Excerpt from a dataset

* * * * * * * * *

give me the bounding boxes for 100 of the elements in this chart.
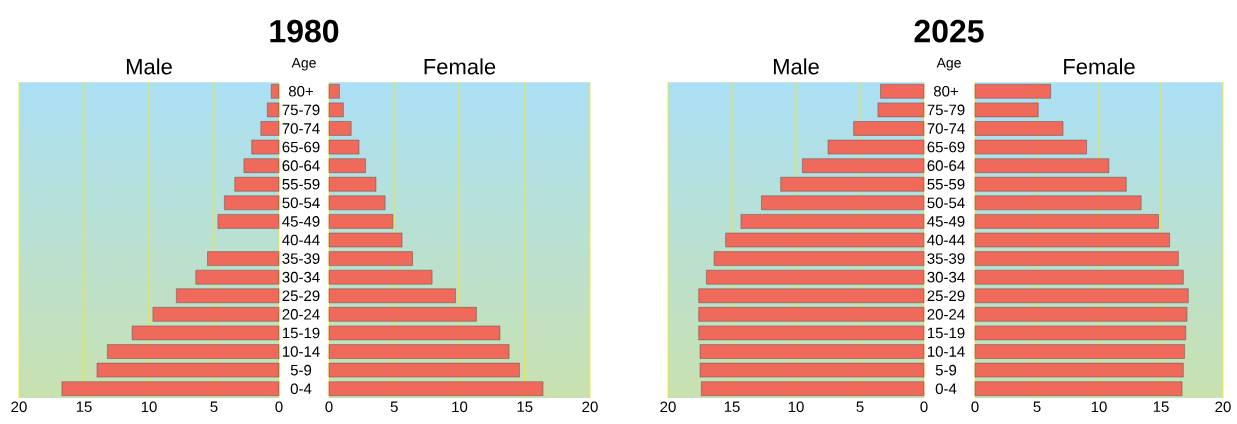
bar	[725, 232, 925, 248]
y-tick-label: 50-54	[927, 197, 965, 209]
bar	[328, 195, 386, 211]
bar	[328, 269, 433, 285]
y-tick-label: 40-44	[282, 234, 320, 246]
y-tick-label: 40-44	[927, 234, 965, 246]
bar	[328, 362, 520, 378]
bar	[974, 288, 1189, 303]
x-tick-label: 20	[1215, 401, 1231, 413]
bar	[974, 381, 1183, 396]
bar	[224, 195, 280, 211]
x-tick-label: 10	[1091, 401, 1107, 413]
x-tick-label: 10	[452, 401, 468, 413]
bar	[243, 158, 280, 173]
bar	[267, 102, 280, 118]
y-tick-label: 5-9	[935, 364, 957, 376]
bar	[974, 121, 1064, 136]
y-tick-label: 35-39	[282, 253, 320, 264]
bar	[698, 325, 925, 341]
bar	[698, 307, 925, 322]
y-tick-label: 60-64	[282, 160, 320, 171]
bar	[96, 362, 280, 378]
bar	[328, 251, 413, 266]
y-tick-label: 65-69	[282, 141, 320, 153]
y-tick-label: 80+	[288, 85, 313, 97]
bar	[207, 251, 280, 266]
bar	[699, 344, 925, 359]
bar	[271, 84, 280, 99]
bar	[974, 195, 1142, 211]
y-tick-label: 10-14	[927, 346, 965, 357]
chart-subtitle: Male	[126, 58, 172, 75]
y-tick-label: 20-24	[927, 309, 965, 320]
x-tick-label: 0	[275, 401, 283, 413]
y-tick-label: 30-34	[282, 271, 320, 283]
x-tick-label: 10	[141, 401, 157, 413]
bar	[328, 344, 510, 359]
bar	[974, 102, 1039, 118]
bar	[827, 139, 925, 155]
y-tick-label: 55-59	[282, 178, 320, 190]
chart-title: 2025	[914, 19, 984, 43]
bar	[740, 214, 925, 229]
bar	[328, 102, 344, 118]
bar	[780, 177, 925, 192]
chart-title: 1980	[270, 19, 339, 43]
bar	[328, 288, 456, 303]
y-tick-label: 70-74	[282, 123, 320, 134]
y-tick-label: 30-34	[927, 271, 965, 283]
bar	[328, 232, 403, 248]
bar	[974, 232, 1170, 248]
x-tick-label: 5	[210, 401, 218, 412]
bar	[974, 344, 1185, 359]
x-tick-label: 20	[660, 401, 676, 413]
y-tick-label: 75-79	[282, 104, 320, 116]
bar	[328, 158, 366, 173]
x-tick-label: 0	[971, 401, 979, 413]
y-tick-label: 10-14	[282, 346, 320, 357]
bar	[974, 84, 1051, 99]
x-tick-label: 0	[325, 401, 333, 413]
y-axis-title: Age	[291, 57, 316, 71]
y-tick-label: 70-74	[927, 123, 965, 134]
chart-subtitle: Female	[424, 58, 496, 75]
bar	[217, 214, 280, 229]
x-tick-label: 15	[724, 401, 740, 412]
bar	[974, 158, 1110, 173]
bar	[974, 362, 1184, 378]
y-tick-label: 25-29	[927, 290, 965, 302]
y-tick-label: 35-39	[927, 253, 965, 264]
bar	[328, 381, 544, 396]
y-tick-label: 45-49	[927, 216, 965, 227]
bar	[701, 381, 925, 396]
y-tick-label: 0-4	[935, 383, 957, 395]
bar	[328, 139, 360, 155]
x-tick-label: 15	[76, 401, 92, 412]
bar	[260, 121, 280, 136]
bar	[853, 121, 925, 136]
bar	[328, 307, 477, 322]
bar	[328, 214, 394, 229]
y-tick-label: 5-9	[290, 364, 312, 376]
bar	[131, 325, 280, 341]
x-tick-label: 5	[856, 401, 864, 412]
y-tick-label: 60-64	[927, 160, 965, 171]
y-tick-label: 15-19	[927, 327, 965, 339]
bar	[176, 288, 280, 303]
chart-subtitle: Male	[773, 58, 819, 75]
bar	[328, 177, 377, 192]
bar	[251, 139, 280, 155]
x-tick-label: 5	[1033, 401, 1041, 412]
bar	[328, 121, 352, 136]
x-tick-label: 0	[920, 401, 928, 413]
y-tick-label: 20-24	[282, 309, 320, 320]
bar	[706, 269, 925, 285]
bar	[761, 195, 925, 211]
bar	[713, 251, 925, 266]
y-tick-label: 0-4	[290, 383, 312, 395]
y-tick-label: 65-69	[927, 141, 965, 153]
y-tick-label: 15-19	[282, 327, 320, 339]
bar	[234, 177, 280, 192]
y-tick-label: 75-79	[927, 104, 965, 116]
bar	[328, 84, 340, 99]
x-tick-label: 10	[788, 401, 804, 413]
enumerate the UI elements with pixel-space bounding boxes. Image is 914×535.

* * * * * * * * *

> _INSTRUCTIONS TO FOLLOW_
Write out all the records again with every "y-tick-label" renamed to "y-axis-label" and nothing else changed, leaving out the pictures.

> _COMPLETED EXERCISE_
give me the bounding boxes for 100 of the elements in this chart.
bar	[725, 232, 925, 248]
y-axis-label: 50-54	[927, 197, 965, 209]
bar	[328, 195, 386, 211]
bar	[328, 269, 433, 285]
y-axis-label: 40-44	[282, 234, 320, 246]
y-axis-label: 40-44	[927, 234, 965, 246]
bar	[328, 362, 520, 378]
bar	[974, 288, 1189, 303]
x-tick-label: 20	[1215, 401, 1231, 413]
bar	[974, 381, 1183, 396]
bar	[224, 195, 280, 211]
x-tick-label: 10	[1091, 401, 1107, 413]
x-tick-label: 10	[452, 401, 468, 413]
bar	[243, 158, 280, 173]
bar	[267, 102, 280, 118]
y-axis-label: 5-9	[935, 364, 957, 376]
bar	[974, 121, 1064, 136]
y-axis-label: 35-39	[282, 253, 320, 264]
bar	[698, 325, 925, 341]
bar	[698, 307, 925, 322]
y-axis-label: 60-64	[282, 160, 320, 171]
bar	[96, 362, 280, 378]
bar	[328, 251, 413, 266]
y-axis-label: 65-69	[282, 141, 320, 153]
y-axis-label: 80+	[288, 85, 313, 97]
bar	[207, 251, 280, 266]
bar	[699, 344, 925, 359]
bar	[271, 84, 280, 99]
bar	[974, 195, 1142, 211]
y-axis-label: 10-14	[927, 346, 965, 357]
chart-subtitle: Male	[126, 58, 172, 75]
y-axis-label: 20-24	[927, 309, 965, 320]
x-tick-label: 0	[275, 401, 283, 413]
y-axis-label: 30-34	[282, 271, 320, 283]
x-tick-label: 10	[141, 401, 157, 413]
bar	[328, 344, 510, 359]
bar	[974, 102, 1039, 118]
bar	[827, 139, 925, 155]
y-axis-label: 55-59	[282, 178, 320, 190]
chart-title: 2025	[914, 19, 984, 43]
bar	[740, 214, 925, 229]
bar	[328, 102, 344, 118]
bar	[780, 177, 925, 192]
chart-title: 1980	[270, 19, 339, 43]
bar	[328, 288, 456, 303]
y-axis-label: 70-74	[282, 123, 320, 134]
y-axis-label: 30-34	[927, 271, 965, 283]
bar	[328, 232, 403, 248]
bar	[974, 232, 1170, 248]
x-tick-label: 5	[210, 401, 218, 412]
bar	[974, 344, 1185, 359]
x-tick-label: 20	[660, 401, 676, 413]
y-axis-label: 75-79	[282, 104, 320, 116]
bar	[328, 158, 366, 173]
x-tick-label: 0	[971, 401, 979, 413]
y-axis-label: 10-14	[282, 346, 320, 357]
bar	[974, 84, 1051, 99]
x-tick-label: 0	[325, 401, 333, 413]
y-axis-title: Age	[291, 57, 316, 71]
y-axis-label: 70-74	[927, 123, 965, 134]
chart-subtitle: Female	[424, 58, 496, 75]
bar	[217, 214, 280, 229]
x-tick-label: 15	[724, 401, 740, 412]
bar	[974, 158, 1110, 173]
bar	[974, 362, 1184, 378]
y-axis-label: 25-29	[927, 290, 965, 302]
y-axis-label: 35-39	[927, 253, 965, 264]
bar	[328, 381, 544, 396]
y-axis-label: 45-49	[927, 216, 965, 227]
bar	[701, 381, 925, 396]
y-axis-label: 0-4	[935, 383, 957, 395]
bar	[328, 139, 360, 155]
x-tick-label: 15	[76, 401, 92, 412]
bar	[260, 121, 280, 136]
bar	[853, 121, 925, 136]
bar	[328, 307, 477, 322]
bar	[328, 214, 394, 229]
y-axis-label: 5-9	[290, 364, 312, 376]
bar	[131, 325, 280, 341]
x-tick-label: 5	[856, 401, 864, 412]
y-axis-label: 60-64	[927, 160, 965, 171]
y-axis-label: 15-19	[927, 327, 965, 339]
bar	[176, 288, 280, 303]
chart-subtitle: Male	[773, 58, 819, 75]
bar	[328, 177, 377, 192]
bar	[251, 139, 280, 155]
x-tick-label: 5	[1033, 401, 1041, 412]
bar	[328, 121, 352, 136]
x-tick-label: 0	[920, 401, 928, 413]
y-axis-label: 20-24	[282, 309, 320, 320]
bar	[706, 269, 925, 285]
bar	[761, 195, 925, 211]
bar	[713, 251, 925, 266]
y-axis-label: 0-4	[290, 383, 312, 395]
y-axis-label: 65-69	[927, 141, 965, 153]
y-axis-label: 15-19	[282, 327, 320, 339]
bar	[234, 177, 280, 192]
y-axis-label: 75-79	[927, 104, 965, 116]
bar	[328, 84, 340, 99]
x-tick-label: 10	[788, 401, 804, 413]
enumerate the UI elements with pixel-space bounding boxes. Image is 914×535.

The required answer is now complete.